— PROBLEM DESCRIPTION —
Transcribe the entries exactly; images are not part of the copy.

— Dataset excerpt —
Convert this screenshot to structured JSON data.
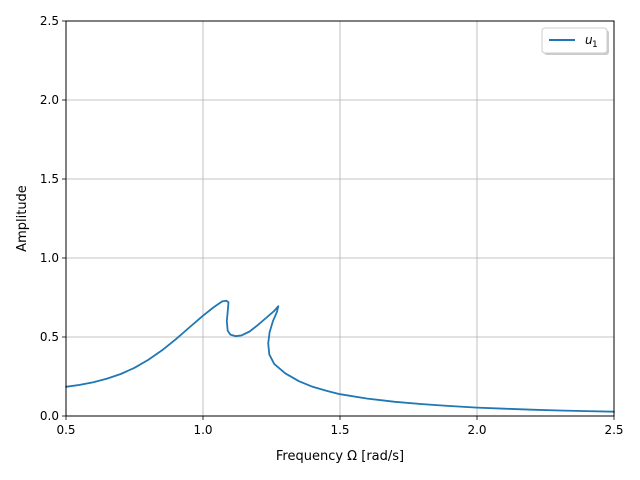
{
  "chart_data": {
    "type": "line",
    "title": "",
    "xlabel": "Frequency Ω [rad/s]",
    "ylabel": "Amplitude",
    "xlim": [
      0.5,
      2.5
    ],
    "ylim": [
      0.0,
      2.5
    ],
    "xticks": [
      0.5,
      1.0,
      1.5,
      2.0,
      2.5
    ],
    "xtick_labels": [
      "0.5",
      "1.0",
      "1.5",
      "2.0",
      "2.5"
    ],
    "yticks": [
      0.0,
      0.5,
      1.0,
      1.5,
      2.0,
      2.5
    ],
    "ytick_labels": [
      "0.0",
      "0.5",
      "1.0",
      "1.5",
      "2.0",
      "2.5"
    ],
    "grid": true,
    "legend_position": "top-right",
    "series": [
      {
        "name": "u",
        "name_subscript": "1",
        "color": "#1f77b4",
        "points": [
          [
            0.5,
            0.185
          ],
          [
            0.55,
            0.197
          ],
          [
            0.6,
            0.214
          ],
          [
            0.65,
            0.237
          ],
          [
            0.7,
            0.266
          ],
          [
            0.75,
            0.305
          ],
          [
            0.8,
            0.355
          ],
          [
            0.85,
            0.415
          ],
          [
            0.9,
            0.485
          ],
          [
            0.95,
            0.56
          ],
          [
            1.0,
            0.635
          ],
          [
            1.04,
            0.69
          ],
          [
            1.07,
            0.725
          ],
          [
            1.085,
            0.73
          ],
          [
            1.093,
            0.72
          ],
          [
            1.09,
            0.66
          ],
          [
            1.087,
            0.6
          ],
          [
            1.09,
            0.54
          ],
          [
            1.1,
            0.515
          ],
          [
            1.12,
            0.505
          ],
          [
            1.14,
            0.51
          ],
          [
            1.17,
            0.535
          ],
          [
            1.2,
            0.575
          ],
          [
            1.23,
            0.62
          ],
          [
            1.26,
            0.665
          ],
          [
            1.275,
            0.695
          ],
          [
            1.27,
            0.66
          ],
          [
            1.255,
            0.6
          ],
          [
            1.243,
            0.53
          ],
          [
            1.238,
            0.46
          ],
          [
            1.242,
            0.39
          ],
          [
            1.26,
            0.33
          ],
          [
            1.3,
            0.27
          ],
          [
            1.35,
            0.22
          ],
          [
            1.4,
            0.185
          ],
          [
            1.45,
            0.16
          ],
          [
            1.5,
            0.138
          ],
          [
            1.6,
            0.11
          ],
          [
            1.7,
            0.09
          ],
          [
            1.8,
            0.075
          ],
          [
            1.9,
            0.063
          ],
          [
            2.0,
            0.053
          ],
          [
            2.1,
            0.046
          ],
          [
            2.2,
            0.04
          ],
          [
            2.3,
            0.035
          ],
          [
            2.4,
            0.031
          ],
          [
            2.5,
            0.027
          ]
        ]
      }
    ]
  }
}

— EXERCISE SOLUTION —
Convert this screenshot to structured JSON data.
{
  "chart_data": {
    "type": "line",
    "title": "",
    "xlabel": "Frequency Ω [rad/s]",
    "ylabel": "Amplitude",
    "xlim": [
      0.5,
      2.5
    ],
    "ylim": [
      0.0,
      2.5
    ],
    "xticks": [
      0.5,
      1.0,
      1.5,
      2.0,
      2.5
    ],
    "xtick_labels": [
      "0.5",
      "1.0",
      "1.5",
      "2.0",
      "2.5"
    ],
    "yticks": [
      0.0,
      0.5,
      1.0,
      1.5,
      2.0,
      2.5
    ],
    "ytick_labels": [
      "0.0",
      "0.5",
      "1.0",
      "1.5",
      "2.0",
      "2.5"
    ],
    "grid": true,
    "legend_position": "top-right",
    "series": [
      {
        "name": "u",
        "name_subscript": "1",
        "color": "#1f77b4",
        "points": [
          [
            0.5,
            0.185
          ],
          [
            0.55,
            0.197
          ],
          [
            0.6,
            0.214
          ],
          [
            0.65,
            0.237
          ],
          [
            0.7,
            0.266
          ],
          [
            0.75,
            0.305
          ],
          [
            0.8,
            0.355
          ],
          [
            0.85,
            0.415
          ],
          [
            0.9,
            0.485
          ],
          [
            0.95,
            0.56
          ],
          [
            1.0,
            0.635
          ],
          [
            1.04,
            0.69
          ],
          [
            1.07,
            0.725
          ],
          [
            1.085,
            0.73
          ],
          [
            1.093,
            0.72
          ],
          [
            1.09,
            0.66
          ],
          [
            1.087,
            0.6
          ],
          [
            1.09,
            0.54
          ],
          [
            1.1,
            0.515
          ],
          [
            1.12,
            0.505
          ],
          [
            1.14,
            0.51
          ],
          [
            1.17,
            0.535
          ],
          [
            1.2,
            0.575
          ],
          [
            1.23,
            0.62
          ],
          [
            1.26,
            0.665
          ],
          [
            1.275,
            0.695
          ],
          [
            1.27,
            0.66
          ],
          [
            1.255,
            0.6
          ],
          [
            1.243,
            0.53
          ],
          [
            1.238,
            0.46
          ],
          [
            1.242,
            0.39
          ],
          [
            1.26,
            0.33
          ],
          [
            1.3,
            0.27
          ],
          [
            1.35,
            0.22
          ],
          [
            1.4,
            0.185
          ],
          [
            1.45,
            0.16
          ],
          [
            1.5,
            0.138
          ],
          [
            1.6,
            0.11
          ],
          [
            1.7,
            0.09
          ],
          [
            1.8,
            0.075
          ],
          [
            1.9,
            0.063
          ],
          [
            2.0,
            0.053
          ],
          [
            2.1,
            0.046
          ],
          [
            2.2,
            0.04
          ],
          [
            2.3,
            0.035
          ],
          [
            2.4,
            0.031
          ],
          [
            2.5,
            0.027
          ]
        ]
      }
    ]
  }
}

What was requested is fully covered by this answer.